◆ **WHAT THE TASK ASKS**
Go through the lines below. Copy those with "λtanλrad".

=-=-=

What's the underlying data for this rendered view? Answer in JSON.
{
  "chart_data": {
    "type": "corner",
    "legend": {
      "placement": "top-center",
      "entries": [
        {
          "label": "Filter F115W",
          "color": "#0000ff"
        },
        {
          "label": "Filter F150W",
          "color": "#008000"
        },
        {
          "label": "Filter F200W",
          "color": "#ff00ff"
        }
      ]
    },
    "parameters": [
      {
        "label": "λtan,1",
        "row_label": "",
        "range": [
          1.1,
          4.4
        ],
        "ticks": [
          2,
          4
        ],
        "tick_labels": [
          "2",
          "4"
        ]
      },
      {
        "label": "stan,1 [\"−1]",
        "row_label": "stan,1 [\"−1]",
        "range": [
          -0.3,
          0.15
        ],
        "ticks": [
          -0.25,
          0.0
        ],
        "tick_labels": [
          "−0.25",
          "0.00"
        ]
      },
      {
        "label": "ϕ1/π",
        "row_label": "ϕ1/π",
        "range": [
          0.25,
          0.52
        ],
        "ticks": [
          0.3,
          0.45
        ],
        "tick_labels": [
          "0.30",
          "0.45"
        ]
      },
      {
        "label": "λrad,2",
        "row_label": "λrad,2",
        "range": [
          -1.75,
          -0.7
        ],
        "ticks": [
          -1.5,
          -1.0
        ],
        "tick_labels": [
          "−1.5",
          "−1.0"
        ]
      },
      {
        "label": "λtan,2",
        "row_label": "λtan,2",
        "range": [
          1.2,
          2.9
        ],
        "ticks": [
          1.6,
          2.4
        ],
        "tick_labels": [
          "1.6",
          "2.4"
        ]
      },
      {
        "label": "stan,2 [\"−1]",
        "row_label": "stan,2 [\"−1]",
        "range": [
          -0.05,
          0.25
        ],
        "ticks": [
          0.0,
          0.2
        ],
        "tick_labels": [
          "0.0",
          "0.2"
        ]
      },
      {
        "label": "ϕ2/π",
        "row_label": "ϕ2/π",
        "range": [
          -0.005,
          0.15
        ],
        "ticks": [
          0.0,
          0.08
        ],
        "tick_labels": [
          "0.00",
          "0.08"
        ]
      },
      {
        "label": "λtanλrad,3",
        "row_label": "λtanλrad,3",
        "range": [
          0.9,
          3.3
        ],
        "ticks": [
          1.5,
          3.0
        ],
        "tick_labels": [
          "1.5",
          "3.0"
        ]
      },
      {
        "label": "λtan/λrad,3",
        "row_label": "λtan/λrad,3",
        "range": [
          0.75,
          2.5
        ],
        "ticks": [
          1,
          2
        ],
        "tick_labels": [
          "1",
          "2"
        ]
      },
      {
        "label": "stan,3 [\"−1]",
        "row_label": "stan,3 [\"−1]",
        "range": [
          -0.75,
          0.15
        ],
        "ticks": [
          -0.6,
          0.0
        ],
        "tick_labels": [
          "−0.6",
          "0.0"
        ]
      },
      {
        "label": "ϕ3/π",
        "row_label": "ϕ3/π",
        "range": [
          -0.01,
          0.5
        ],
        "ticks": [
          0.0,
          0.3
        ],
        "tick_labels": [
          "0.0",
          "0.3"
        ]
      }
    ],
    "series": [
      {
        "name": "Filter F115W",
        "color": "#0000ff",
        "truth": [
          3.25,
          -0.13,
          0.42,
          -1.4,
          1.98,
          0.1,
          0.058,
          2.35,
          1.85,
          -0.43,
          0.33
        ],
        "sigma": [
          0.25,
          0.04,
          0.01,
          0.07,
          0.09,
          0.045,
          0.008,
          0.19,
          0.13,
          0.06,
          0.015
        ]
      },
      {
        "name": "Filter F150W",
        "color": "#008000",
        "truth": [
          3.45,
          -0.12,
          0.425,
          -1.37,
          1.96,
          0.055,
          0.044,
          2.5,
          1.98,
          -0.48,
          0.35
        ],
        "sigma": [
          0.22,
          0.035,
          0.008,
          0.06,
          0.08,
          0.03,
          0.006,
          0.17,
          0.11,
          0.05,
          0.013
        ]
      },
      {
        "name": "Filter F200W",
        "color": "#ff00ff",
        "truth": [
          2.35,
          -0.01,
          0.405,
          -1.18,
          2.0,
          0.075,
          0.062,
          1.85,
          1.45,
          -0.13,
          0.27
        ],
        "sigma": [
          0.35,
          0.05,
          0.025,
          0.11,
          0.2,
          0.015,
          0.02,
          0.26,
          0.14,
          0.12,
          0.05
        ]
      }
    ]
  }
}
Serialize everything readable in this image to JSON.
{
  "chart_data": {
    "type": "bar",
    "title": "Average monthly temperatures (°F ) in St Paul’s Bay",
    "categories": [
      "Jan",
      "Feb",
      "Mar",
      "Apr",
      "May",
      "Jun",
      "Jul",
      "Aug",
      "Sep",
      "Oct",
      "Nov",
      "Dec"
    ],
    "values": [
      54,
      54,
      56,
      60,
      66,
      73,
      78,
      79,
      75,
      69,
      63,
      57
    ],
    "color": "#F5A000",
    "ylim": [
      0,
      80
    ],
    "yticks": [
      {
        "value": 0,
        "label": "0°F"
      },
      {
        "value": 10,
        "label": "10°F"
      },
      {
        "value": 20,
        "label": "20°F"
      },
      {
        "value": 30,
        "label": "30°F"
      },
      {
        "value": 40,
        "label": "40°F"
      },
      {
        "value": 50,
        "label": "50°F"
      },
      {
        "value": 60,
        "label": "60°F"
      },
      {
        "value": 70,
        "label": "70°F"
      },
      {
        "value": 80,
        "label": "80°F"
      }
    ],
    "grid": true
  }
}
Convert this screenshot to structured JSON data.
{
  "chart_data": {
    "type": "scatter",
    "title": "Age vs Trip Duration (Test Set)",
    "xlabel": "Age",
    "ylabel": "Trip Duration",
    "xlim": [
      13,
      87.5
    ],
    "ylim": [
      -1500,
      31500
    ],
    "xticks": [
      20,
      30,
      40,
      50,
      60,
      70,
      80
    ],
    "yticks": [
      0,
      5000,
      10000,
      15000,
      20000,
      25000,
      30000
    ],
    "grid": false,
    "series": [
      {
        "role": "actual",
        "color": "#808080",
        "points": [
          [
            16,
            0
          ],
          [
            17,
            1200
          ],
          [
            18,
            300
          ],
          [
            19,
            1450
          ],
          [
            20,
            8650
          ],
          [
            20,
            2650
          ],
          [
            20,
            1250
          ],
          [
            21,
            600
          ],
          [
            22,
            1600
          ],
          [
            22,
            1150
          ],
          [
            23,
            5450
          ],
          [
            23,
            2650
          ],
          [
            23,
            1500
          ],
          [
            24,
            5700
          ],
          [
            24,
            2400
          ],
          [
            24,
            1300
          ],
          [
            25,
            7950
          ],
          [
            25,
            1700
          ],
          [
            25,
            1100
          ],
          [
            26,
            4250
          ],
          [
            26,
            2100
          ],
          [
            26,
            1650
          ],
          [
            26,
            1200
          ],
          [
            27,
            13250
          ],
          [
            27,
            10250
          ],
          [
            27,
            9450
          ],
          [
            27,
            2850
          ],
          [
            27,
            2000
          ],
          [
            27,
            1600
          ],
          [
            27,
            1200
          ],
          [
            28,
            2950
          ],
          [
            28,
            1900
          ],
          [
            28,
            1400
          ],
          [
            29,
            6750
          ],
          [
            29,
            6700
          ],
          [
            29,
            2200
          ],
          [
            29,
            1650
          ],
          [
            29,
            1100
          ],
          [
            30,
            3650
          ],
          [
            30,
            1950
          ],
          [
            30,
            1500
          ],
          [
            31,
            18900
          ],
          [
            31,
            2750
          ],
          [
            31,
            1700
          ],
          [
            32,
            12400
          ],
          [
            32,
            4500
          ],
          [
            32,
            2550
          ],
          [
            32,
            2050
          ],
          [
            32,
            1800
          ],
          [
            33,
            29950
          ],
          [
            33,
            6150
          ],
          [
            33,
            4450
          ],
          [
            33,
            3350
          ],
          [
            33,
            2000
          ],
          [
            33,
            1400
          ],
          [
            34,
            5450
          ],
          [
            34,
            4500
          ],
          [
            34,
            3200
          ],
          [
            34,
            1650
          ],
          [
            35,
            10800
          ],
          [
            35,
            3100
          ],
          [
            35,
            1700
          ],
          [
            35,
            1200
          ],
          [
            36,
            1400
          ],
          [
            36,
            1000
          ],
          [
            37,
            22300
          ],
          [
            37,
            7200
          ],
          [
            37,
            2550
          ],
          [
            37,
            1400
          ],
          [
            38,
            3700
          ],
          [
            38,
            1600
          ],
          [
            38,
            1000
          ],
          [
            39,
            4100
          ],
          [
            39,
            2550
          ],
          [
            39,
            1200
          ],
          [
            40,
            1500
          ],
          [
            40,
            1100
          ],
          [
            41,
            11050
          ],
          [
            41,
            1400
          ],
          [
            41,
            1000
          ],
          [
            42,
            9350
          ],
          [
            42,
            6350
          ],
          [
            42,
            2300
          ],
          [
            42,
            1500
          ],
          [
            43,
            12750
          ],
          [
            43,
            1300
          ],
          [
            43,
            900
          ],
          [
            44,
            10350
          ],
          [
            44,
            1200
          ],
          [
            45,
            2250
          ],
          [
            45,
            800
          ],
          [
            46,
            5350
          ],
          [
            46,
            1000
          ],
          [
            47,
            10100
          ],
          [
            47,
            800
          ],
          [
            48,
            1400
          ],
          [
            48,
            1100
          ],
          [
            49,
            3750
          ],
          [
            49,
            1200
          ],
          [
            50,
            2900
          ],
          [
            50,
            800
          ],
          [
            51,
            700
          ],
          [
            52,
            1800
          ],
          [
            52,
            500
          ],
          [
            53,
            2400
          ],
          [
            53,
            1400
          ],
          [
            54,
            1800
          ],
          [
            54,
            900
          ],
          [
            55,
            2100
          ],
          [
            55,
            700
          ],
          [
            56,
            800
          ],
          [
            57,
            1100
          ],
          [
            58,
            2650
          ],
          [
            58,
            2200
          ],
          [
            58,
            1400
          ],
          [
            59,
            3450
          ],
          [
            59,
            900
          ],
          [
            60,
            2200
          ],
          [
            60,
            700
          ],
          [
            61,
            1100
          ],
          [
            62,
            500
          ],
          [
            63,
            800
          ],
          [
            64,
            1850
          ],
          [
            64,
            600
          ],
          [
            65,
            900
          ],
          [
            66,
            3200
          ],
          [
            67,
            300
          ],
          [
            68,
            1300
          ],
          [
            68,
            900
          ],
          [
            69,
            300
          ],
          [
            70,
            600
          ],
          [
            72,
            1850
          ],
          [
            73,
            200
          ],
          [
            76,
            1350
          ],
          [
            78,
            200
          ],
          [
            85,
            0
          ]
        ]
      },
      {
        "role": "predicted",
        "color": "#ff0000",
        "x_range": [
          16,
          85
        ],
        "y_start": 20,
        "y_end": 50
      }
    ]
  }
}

=-=-=

◆ **TASK SOLUTION**
        "label": "λtanλrad,3",
        "row_label": "λtanλrad,3",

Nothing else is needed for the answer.